Dataset entries
+++
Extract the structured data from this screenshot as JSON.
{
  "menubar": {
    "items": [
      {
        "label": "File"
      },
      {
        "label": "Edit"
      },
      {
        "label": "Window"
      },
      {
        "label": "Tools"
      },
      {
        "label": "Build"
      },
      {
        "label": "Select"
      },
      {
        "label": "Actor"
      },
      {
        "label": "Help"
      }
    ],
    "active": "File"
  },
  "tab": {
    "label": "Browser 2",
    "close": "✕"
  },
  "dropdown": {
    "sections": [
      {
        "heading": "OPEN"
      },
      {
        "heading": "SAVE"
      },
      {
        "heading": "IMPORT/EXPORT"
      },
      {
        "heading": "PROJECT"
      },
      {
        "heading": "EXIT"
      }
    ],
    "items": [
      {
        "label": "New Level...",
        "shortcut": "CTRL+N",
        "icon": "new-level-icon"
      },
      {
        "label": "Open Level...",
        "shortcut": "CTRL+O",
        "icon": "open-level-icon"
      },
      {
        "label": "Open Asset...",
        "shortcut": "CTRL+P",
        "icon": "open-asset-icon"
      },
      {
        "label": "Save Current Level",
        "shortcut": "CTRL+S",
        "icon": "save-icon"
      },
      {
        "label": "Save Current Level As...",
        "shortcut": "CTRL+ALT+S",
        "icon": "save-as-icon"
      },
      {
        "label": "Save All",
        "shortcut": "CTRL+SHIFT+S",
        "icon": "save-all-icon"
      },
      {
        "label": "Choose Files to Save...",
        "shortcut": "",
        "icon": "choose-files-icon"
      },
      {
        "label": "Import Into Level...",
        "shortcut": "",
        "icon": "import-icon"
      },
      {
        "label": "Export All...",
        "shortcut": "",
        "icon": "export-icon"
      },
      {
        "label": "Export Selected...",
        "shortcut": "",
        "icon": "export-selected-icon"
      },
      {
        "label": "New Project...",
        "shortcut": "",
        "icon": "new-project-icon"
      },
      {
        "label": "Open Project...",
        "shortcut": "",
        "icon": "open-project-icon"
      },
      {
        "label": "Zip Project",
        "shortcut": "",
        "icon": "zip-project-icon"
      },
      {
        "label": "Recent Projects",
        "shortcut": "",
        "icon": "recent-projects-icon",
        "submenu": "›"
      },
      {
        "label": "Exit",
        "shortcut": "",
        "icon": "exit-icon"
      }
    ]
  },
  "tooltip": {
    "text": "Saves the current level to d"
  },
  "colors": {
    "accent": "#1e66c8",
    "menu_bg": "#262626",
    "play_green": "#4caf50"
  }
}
+++
-- Request --
Extract all of the data above without altering anything.

-- Exercise response --
Extract the structured data from this screenshot as JSON.
{
  "menubar": {
    "items": [
      {
        "label": "File"
      },
      {
        "label": "Edit"
      },
      {
        "label": "Window"
      },
      {
        "label": "Tools"
      },
      {
        "label": "Build"
      },
      {
        "label": "Select"
      },
      {
        "label": "Actor"
      },
      {
        "label": "Help"
      }
    ],
    "active": "File"
  },
  "tab": {
    "label": "Browser 2",
    "close": "✕"
  },
  "dropdown": {
    "sections": [
      {
        "heading": "OPEN"
      },
      {
        "heading": "SAVE"
      },
      {
        "heading": "IMPORT/EXPORT"
      },
      {
        "heading": "PROJECT"
      },
      {
        "heading": "EXIT"
      }
    ],
    "items": [
      {
        "label": "New Level...",
        "shortcut": "CTRL+N",
        "icon": "new-level-icon"
      },
      {
        "label": "Open Level...",
        "shortcut": "CTRL+O",
        "icon": "open-level-icon"
      },
      {
        "label": "Open Asset...",
        "shortcut": "CTRL+P",
        "icon": "open-asset-icon"
      },
      {
        "label": "Save Current Level",
        "shortcut": "CTRL+S",
        "icon": "save-icon"
      },
      {
        "label": "Save Current Level As...",
        "shortcut": "CTRL+ALT+S",
        "icon": "save-as-icon"
      },
      {
        "label": "Save All",
        "shortcut": "CTRL+SHIFT+S",
        "icon": "save-all-icon"
      },
      {
        "label": "Choose Files to Save...",
        "shortcut": "",
        "icon": "choose-files-icon"
      },
      {
        "label": "Import Into Level...",
        "shortcut": "",
        "icon": "import-icon"
      },
      {
        "label": "Export All...",
        "shortcut": "",
        "icon": "export-icon"
      },
      {
        "label": "Export Selected...",
        "shortcut": "",
        "icon": "export-selected-icon"
      },
      {
        "label": "New Project...",
        "shortcut": "",
        "icon": "new-project-icon"
      },
      {
        "label": "Open Project...",
        "shortcut": "",
        "icon": "open-project-icon"
      },
      {
        "label": "Zip Project",
        "shortcut": "",
        "icon": "zip-project-icon"
      },
      {
        "label": "Recent Projects",
        "shortcut": "",
        "icon": "recent-projects-icon",
        "submenu": "›"
      },
      {
        "label": "Exit",
        "shortcut": "",
        "icon": "exit-icon"
      }
    ]
  },
  "tooltip": {
    "text": "Saves the current level to d"
  },
  "colors": {
    "accent": "#1e66c8",
    "menu_bg": "#262626",
    "play_green": "#4caf50"
  }
}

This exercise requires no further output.